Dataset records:
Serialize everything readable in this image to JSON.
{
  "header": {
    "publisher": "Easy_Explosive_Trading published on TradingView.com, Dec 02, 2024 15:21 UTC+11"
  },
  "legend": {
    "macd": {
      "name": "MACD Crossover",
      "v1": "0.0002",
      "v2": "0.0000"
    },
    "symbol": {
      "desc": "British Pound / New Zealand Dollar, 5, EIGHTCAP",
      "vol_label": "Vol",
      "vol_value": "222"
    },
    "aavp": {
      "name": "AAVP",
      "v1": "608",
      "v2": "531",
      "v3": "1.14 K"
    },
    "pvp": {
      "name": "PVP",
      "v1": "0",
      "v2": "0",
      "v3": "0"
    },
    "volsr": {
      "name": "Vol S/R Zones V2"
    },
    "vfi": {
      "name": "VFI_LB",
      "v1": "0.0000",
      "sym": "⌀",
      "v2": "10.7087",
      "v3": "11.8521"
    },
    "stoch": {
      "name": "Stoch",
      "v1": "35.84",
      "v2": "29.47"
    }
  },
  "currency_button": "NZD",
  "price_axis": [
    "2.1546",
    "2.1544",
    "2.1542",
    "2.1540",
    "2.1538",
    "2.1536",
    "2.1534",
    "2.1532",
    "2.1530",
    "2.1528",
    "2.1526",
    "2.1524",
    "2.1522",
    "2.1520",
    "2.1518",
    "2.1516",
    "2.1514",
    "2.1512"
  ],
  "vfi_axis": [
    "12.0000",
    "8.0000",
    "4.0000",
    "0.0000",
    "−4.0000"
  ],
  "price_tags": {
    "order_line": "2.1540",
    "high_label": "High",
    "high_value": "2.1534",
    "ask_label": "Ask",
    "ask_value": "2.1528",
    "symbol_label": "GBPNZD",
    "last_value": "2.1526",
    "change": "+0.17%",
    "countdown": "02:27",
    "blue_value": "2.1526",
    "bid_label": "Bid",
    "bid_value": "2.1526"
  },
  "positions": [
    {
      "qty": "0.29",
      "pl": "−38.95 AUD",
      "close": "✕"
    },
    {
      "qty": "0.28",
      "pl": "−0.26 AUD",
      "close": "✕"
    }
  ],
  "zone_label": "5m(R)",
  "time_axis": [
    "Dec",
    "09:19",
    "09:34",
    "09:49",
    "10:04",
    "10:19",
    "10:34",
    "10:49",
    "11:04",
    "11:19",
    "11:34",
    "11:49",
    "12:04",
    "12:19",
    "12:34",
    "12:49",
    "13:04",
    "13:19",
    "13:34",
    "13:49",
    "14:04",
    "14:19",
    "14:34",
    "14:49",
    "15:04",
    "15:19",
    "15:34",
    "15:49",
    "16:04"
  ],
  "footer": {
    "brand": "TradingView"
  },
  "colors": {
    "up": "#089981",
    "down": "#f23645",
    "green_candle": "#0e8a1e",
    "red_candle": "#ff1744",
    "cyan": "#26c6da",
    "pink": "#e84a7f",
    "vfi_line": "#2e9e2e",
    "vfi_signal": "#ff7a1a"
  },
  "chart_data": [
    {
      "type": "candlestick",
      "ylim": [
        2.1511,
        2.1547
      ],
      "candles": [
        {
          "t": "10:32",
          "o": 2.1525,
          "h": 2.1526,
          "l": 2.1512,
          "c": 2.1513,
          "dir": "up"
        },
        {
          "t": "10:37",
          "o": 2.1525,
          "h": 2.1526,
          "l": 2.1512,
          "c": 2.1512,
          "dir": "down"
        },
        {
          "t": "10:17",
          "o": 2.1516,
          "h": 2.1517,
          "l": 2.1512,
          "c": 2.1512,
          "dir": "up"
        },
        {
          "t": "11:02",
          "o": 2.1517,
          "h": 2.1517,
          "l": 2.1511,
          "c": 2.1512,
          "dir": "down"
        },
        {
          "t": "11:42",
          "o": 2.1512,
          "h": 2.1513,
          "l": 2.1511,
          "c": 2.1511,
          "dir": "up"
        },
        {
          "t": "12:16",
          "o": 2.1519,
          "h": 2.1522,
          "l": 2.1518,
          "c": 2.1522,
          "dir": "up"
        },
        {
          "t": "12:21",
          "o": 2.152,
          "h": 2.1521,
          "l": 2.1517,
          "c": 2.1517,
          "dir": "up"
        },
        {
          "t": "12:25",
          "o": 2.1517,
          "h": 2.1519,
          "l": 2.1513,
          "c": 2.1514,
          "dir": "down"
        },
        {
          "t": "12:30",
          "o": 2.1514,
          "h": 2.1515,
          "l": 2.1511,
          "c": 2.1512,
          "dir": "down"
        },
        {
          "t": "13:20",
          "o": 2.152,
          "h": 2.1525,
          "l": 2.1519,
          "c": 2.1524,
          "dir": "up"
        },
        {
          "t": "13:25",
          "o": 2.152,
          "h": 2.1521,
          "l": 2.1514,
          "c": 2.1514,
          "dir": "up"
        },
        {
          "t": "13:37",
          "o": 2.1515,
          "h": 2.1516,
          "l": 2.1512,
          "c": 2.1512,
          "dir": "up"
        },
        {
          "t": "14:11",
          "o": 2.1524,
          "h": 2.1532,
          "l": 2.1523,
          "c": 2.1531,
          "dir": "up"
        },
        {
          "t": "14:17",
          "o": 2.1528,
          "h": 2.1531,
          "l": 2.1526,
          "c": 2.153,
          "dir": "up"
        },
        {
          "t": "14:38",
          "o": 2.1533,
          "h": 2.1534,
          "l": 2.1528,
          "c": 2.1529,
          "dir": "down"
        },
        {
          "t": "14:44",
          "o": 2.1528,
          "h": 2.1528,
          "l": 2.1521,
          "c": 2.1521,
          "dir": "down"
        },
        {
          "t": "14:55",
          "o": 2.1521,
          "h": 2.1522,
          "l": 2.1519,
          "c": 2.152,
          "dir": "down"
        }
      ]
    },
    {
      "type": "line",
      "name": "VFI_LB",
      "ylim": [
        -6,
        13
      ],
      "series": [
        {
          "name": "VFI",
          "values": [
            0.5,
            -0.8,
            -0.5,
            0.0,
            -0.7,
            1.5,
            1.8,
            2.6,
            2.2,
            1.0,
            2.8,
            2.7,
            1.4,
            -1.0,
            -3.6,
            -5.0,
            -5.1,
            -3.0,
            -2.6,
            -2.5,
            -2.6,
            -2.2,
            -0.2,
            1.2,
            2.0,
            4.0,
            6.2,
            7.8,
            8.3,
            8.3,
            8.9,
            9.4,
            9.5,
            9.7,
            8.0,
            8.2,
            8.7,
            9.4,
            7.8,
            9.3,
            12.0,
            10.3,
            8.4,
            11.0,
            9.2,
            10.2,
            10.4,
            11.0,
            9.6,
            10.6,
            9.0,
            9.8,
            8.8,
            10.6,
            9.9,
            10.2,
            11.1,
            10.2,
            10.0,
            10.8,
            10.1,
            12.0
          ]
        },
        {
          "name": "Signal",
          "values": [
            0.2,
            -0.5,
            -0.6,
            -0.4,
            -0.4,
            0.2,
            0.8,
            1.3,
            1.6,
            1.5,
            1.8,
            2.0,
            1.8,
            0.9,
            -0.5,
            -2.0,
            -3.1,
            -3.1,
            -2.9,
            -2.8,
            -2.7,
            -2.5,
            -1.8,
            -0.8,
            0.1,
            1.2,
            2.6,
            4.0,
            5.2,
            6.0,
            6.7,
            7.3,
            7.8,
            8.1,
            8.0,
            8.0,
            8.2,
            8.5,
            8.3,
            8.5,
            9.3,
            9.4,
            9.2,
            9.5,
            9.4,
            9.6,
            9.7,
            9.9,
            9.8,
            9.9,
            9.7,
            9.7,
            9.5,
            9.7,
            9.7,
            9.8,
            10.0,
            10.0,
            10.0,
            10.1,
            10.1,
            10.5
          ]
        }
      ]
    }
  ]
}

> [Required task]:
Every entry should be output exactly as written, please.

> [Written answer]:
Serialize everything readable in this image to JSON.
{
  "header": {
    "publisher": "Easy_Explosive_Trading published on TradingView.com, Dec 02, 2024 15:21 UTC+11"
  },
  "legend": {
    "macd": {
      "name": "MACD Crossover",
      "v1": "0.0002",
      "v2": "0.0000"
    },
    "symbol": {
      "desc": "British Pound / New Zealand Dollar, 5, EIGHTCAP",
      "vol_label": "Vol",
      "vol_value": "222"
    },
    "aavp": {
      "name": "AAVP",
      "v1": "608",
      "v2": "531",
      "v3": "1.14 K"
    },
    "pvp": {
      "name": "PVP",
      "v1": "0",
      "v2": "0",
      "v3": "0"
    },
    "volsr": {
      "name": "Vol S/R Zones V2"
    },
    "vfi": {
      "name": "VFI_LB",
      "v1": "0.0000",
      "sym": "⌀",
      "v2": "10.7087",
      "v3": "11.8521"
    },
    "stoch": {
      "name": "Stoch",
      "v1": "35.84",
      "v2": "29.47"
    }
  },
  "currency_button": "NZD",
  "price_axis": [
    "2.1546",
    "2.1544",
    "2.1542",
    "2.1540",
    "2.1538",
    "2.1536",
    "2.1534",
    "2.1532",
    "2.1530",
    "2.1528",
    "2.1526",
    "2.1524",
    "2.1522",
    "2.1520",
    "2.1518",
    "2.1516",
    "2.1514",
    "2.1512"
  ],
  "vfi_axis": [
    "12.0000",
    "8.0000",
    "4.0000",
    "0.0000",
    "−4.0000"
  ],
  "price_tags": {
    "order_line": "2.1540",
    "high_label": "High",
    "high_value": "2.1534",
    "ask_label": "Ask",
    "ask_value": "2.1528",
    "symbol_label": "GBPNZD",
    "last_value": "2.1526",
    "change": "+0.17%",
    "countdown": "02:27",
    "blue_value": "2.1526",
    "bid_label": "Bid",
    "bid_value": "2.1526"
  },
  "positions": [
    {
      "qty": "0.29",
      "pl": "−38.95 AUD",
      "close": "✕"
    },
    {
      "qty": "0.28",
      "pl": "−0.26 AUD",
      "close": "✕"
    }
  ],
  "zone_label": "5m(R)",
  "time_axis": [
    "Dec",
    "09:19",
    "09:34",
    "09:49",
    "10:04",
    "10:19",
    "10:34",
    "10:49",
    "11:04",
    "11:19",
    "11:34",
    "11:49",
    "12:04",
    "12:19",
    "12:34",
    "12:49",
    "13:04",
    "13:19",
    "13:34",
    "13:49",
    "14:04",
    "14:19",
    "14:34",
    "14:49",
    "15:04",
    "15:19",
    "15:34",
    "15:49",
    "16:04"
  ],
  "footer": {
    "brand": "TradingView"
  },
  "colors": {
    "up": "#089981",
    "down": "#f23645",
    "green_candle": "#0e8a1e",
    "red_candle": "#ff1744",
    "cyan": "#26c6da",
    "pink": "#e84a7f",
    "vfi_line": "#2e9e2e",
    "vfi_signal": "#ff7a1a"
  },
  "chart_data": [
    {
      "type": "candlestick",
      "ylim": [
        2.1511,
        2.1547
      ],
      "candles": [
        {
          "t": "10:32",
          "o": 2.1525,
          "h": 2.1526,
          "l": 2.1512,
          "c": 2.1513,
          "dir": "up"
        },
        {
          "t": "10:37",
          "o": 2.1525,
          "h": 2.1526,
          "l": 2.1512,
          "c": 2.1512,
          "dir": "down"
        },
        {
          "t": "10:17",
          "o": 2.1516,
          "h": 2.1517,
          "l": 2.1512,
          "c": 2.1512,
          "dir": "up"
        },
        {
          "t": "11:02",
          "o": 2.1517,
          "h": 2.1517,
          "l": 2.1511,
          "c": 2.1512,
          "dir": "down"
        },
        {
          "t": "11:42",
          "o": 2.1512,
          "h": 2.1513,
          "l": 2.1511,
          "c": 2.1511,
          "dir": "up"
        },
        {
          "t": "12:16",
          "o": 2.1519,
          "h": 2.1522,
          "l": 2.1518,
          "c": 2.1522,
          "dir": "up"
        },
        {
          "t": "12:21",
          "o": 2.152,
          "h": 2.1521,
          "l": 2.1517,
          "c": 2.1517,
          "dir": "up"
        },
        {
          "t": "12:25",
          "o": 2.1517,
          "h": 2.1519,
          "l": 2.1513,
          "c": 2.1514,
          "dir": "down"
        },
        {
          "t": "12:30",
          "o": 2.1514,
          "h": 2.1515,
          "l": 2.1511,
          "c": 2.1512,
          "dir": "down"
        },
        {
          "t": "13:20",
          "o": 2.152,
          "h": 2.1525,
          "l": 2.1519,
          "c": 2.1524,
          "dir": "up"
        },
        {
          "t": "13:25",
          "o": 2.152,
          "h": 2.1521,
          "l": 2.1514,
          "c": 2.1514,
          "dir": "up"
        },
        {
          "t": "13:37",
          "o": 2.1515,
          "h": 2.1516,
          "l": 2.1512,
          "c": 2.1512,
          "dir": "up"
        },
        {
          "t": "14:11",
          "o": 2.1524,
          "h": 2.1532,
          "l": 2.1523,
          "c": 2.1531,
          "dir": "up"
        },
        {
          "t": "14:17",
          "o": 2.1528,
          "h": 2.1531,
          "l": 2.1526,
          "c": 2.153,
          "dir": "up"
        },
        {
          "t": "14:38",
          "o": 2.1533,
          "h": 2.1534,
          "l": 2.1528,
          "c": 2.1529,
          "dir": "down"
        },
        {
          "t": "14:44",
          "o": 2.1528,
          "h": 2.1528,
          "l": 2.1521,
          "c": 2.1521,
          "dir": "down"
        },
        {
          "t": "14:55",
          "o": 2.1521,
          "h": 2.1522,
          "l": 2.1519,
          "c": 2.152,
          "dir": "down"
        }
      ]
    },
    {
      "type": "line",
      "name": "VFI_LB",
      "ylim": [
        -6,
        13
      ],
      "series": [
        {
          "name": "VFI",
          "values": [
            0.5,
            -0.8,
            -0.5,
            0.0,
            -0.7,
            1.5,
            1.8,
            2.6,
            2.2,
            1.0,
            2.8,
            2.7,
            1.4,
            -1.0,
            -3.6,
            -5.0,
            -5.1,
            -3.0,
            -2.6,
            -2.5,
            -2.6,
            -2.2,
            -0.2,
            1.2,
            2.0,
            4.0,
            6.2,
            7.8,
            8.3,
            8.3,
            8.9,
            9.4,
            9.5,
            9.7,
            8.0,
            8.2,
            8.7,
            9.4,
            7.8,
            9.3,
            12.0,
            10.3,
            8.4,
            11.0,
            9.2,
            10.2,
            10.4,
            11.0,
            9.6,
            10.6,
            9.0,
            9.8,
            8.8,
            10.6,
            9.9,
            10.2,
            11.1,
            10.2,
            10.0,
            10.8,
            10.1,
            12.0
          ]
        },
        {
          "name": "Signal",
          "values": [
            0.2,
            -0.5,
            -0.6,
            -0.4,
            -0.4,
            0.2,
            0.8,
            1.3,
            1.6,
            1.5,
            1.8,
            2.0,
            1.8,
            0.9,
            -0.5,
            -2.0,
            -3.1,
            -3.1,
            -2.9,
            -2.8,
            -2.7,
            -2.5,
            -1.8,
            -0.8,
            0.1,
            1.2,
            2.6,
            4.0,
            5.2,
            6.0,
            6.7,
            7.3,
            7.8,
            8.1,
            8.0,
            8.0,
            8.2,
            8.5,
            8.3,
            8.5,
            9.3,
            9.4,
            9.2,
            9.5,
            9.4,
            9.6,
            9.7,
            9.9,
            9.8,
            9.9,
            9.7,
            9.7,
            9.5,
            9.7,
            9.7,
            9.8,
            10.0,
            10.0,
            10.0,
            10.1,
            10.1,
            10.5
          ]
        }
      ]
    }
  ]
}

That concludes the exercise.